*** Input for this task

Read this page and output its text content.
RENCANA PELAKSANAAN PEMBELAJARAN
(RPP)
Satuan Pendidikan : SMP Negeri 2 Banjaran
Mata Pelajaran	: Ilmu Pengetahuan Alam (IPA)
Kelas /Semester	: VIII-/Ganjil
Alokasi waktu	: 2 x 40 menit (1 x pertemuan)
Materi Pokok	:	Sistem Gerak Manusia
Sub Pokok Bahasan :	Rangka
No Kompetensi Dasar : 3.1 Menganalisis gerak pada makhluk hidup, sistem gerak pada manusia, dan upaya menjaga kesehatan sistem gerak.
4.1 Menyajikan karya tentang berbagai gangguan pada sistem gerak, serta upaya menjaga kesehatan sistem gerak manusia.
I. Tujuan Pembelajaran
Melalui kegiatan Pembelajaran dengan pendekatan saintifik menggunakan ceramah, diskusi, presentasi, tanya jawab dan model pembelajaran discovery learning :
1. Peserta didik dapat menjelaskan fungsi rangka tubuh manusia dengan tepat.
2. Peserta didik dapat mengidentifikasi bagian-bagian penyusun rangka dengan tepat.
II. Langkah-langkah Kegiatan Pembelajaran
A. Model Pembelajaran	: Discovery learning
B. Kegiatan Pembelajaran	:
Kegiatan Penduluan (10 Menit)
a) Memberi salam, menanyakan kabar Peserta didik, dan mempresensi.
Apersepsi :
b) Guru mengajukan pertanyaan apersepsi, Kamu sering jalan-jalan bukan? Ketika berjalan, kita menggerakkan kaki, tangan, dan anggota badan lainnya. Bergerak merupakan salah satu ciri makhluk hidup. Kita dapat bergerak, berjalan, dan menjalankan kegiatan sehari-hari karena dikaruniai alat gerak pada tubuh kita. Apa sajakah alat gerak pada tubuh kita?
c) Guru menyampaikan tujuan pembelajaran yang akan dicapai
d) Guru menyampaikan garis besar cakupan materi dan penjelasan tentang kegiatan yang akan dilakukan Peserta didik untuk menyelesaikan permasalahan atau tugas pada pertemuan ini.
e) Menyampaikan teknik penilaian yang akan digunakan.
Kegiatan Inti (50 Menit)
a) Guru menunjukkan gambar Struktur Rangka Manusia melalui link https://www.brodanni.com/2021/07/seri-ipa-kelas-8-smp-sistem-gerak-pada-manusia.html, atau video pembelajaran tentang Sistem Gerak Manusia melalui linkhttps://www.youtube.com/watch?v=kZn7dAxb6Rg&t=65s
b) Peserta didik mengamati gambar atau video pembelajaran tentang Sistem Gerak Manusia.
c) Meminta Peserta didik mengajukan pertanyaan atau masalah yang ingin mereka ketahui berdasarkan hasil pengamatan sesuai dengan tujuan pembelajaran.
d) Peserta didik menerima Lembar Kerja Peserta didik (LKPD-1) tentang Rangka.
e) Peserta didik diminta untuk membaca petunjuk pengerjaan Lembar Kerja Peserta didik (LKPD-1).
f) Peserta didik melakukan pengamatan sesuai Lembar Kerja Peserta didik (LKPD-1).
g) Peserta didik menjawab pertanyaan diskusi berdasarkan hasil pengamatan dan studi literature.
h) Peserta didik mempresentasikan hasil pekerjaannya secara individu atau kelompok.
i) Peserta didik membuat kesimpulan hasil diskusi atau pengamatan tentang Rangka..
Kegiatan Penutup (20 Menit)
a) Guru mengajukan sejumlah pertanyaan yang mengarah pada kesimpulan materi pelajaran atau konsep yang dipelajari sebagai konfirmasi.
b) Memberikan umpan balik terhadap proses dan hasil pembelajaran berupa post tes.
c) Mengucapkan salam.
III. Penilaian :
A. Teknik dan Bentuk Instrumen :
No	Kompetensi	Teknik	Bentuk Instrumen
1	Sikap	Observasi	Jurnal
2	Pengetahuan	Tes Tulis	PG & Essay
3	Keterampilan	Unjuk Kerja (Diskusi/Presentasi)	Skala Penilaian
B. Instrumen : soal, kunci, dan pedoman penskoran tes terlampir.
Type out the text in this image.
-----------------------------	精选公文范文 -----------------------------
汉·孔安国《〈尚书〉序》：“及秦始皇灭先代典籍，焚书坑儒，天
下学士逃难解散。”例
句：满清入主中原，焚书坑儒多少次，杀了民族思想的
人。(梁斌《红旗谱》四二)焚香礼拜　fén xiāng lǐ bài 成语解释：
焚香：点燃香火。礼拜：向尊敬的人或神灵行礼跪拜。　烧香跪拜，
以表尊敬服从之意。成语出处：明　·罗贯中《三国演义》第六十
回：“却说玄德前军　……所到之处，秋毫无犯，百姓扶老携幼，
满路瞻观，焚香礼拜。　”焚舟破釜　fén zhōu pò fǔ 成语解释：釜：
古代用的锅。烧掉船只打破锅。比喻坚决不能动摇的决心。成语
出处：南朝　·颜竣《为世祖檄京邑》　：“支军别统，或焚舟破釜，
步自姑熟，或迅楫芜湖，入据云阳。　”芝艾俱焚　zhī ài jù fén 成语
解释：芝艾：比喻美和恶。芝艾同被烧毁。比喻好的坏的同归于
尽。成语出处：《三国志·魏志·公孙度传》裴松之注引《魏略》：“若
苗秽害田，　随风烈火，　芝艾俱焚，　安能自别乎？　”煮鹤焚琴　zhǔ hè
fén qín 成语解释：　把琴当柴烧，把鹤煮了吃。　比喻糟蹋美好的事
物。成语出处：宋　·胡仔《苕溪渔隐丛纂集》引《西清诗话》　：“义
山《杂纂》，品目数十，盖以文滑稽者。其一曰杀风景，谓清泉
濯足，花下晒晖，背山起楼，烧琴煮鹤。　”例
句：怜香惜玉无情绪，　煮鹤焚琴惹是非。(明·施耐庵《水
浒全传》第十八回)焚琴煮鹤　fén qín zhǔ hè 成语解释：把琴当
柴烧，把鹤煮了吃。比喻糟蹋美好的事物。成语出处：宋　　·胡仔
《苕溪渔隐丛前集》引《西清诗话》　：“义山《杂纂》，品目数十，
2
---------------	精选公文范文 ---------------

******

Write out exactly the lines starting with the one that holds "Type out the text in this image." and running through the last line above.

• _Written answer_
Type out the text in this image.
-----------------------------	精选公文范文 -----------------------------
汉·孔安国《〈尚书〉序》：“及秦始皇灭先代典籍，焚书坑儒，天
下学士逃难解散。”例
句：满清入主中原，焚书坑儒多少次，杀了民族思想的
人。(梁斌《红旗谱》四二)焚香礼拜　fén xiāng lǐ bài 成语解释：
焚香：点燃香火。礼拜：向尊敬的人或神灵行礼跪拜。　烧香跪拜，
以表尊敬服从之意。成语出处：明　·罗贯中《三国演义》第六十
回：“却说玄德前军　……所到之处，秋毫无犯，百姓扶老携幼，
满路瞻观，焚香礼拜。　”焚舟破釜　fén zhōu pò fǔ 成语解释：釜：
古代用的锅。烧掉船只打破锅。比喻坚决不能动摇的决心。成语
出处：南朝　·颜竣《为世祖檄京邑》　：“支军别统，或焚舟破釜，
步自姑熟，或迅楫芜湖，入据云阳。　”芝艾俱焚　zhī ài jù fén 成语
解释：芝艾：比喻美和恶。芝艾同被烧毁。比喻好的坏的同归于
尽。成语出处：《三国志·魏志·公孙度传》裴松之注引《魏略》：“若
苗秽害田，　随风烈火，　芝艾俱焚，　安能自别乎？　”煮鹤焚琴　zhǔ hè
fén qín 成语解释：　把琴当柴烧，把鹤煮了吃。　比喻糟蹋美好的事
物。成语出处：宋　·胡仔《苕溪渔隐丛纂集》引《西清诗话》　：“义
山《杂纂》，品目数十，盖以文滑稽者。其一曰杀风景，谓清泉
濯足，花下晒晖，背山起楼，烧琴煮鹤。　”例
句：怜香惜玉无情绪，　煮鹤焚琴惹是非。(明·施耐庵《水
浒全传》第十八回)焚琴煮鹤　fén qín zhǔ hè 成语解释：把琴当
柴烧，把鹤煮了吃。比喻糟蹋美好的事物。成语出处：宋　　·胡仔
《苕溪渔隐丛前集》引《西清诗话》　：“义山《杂纂》，品目数十，
2
---------------	精选公文范文 ---------------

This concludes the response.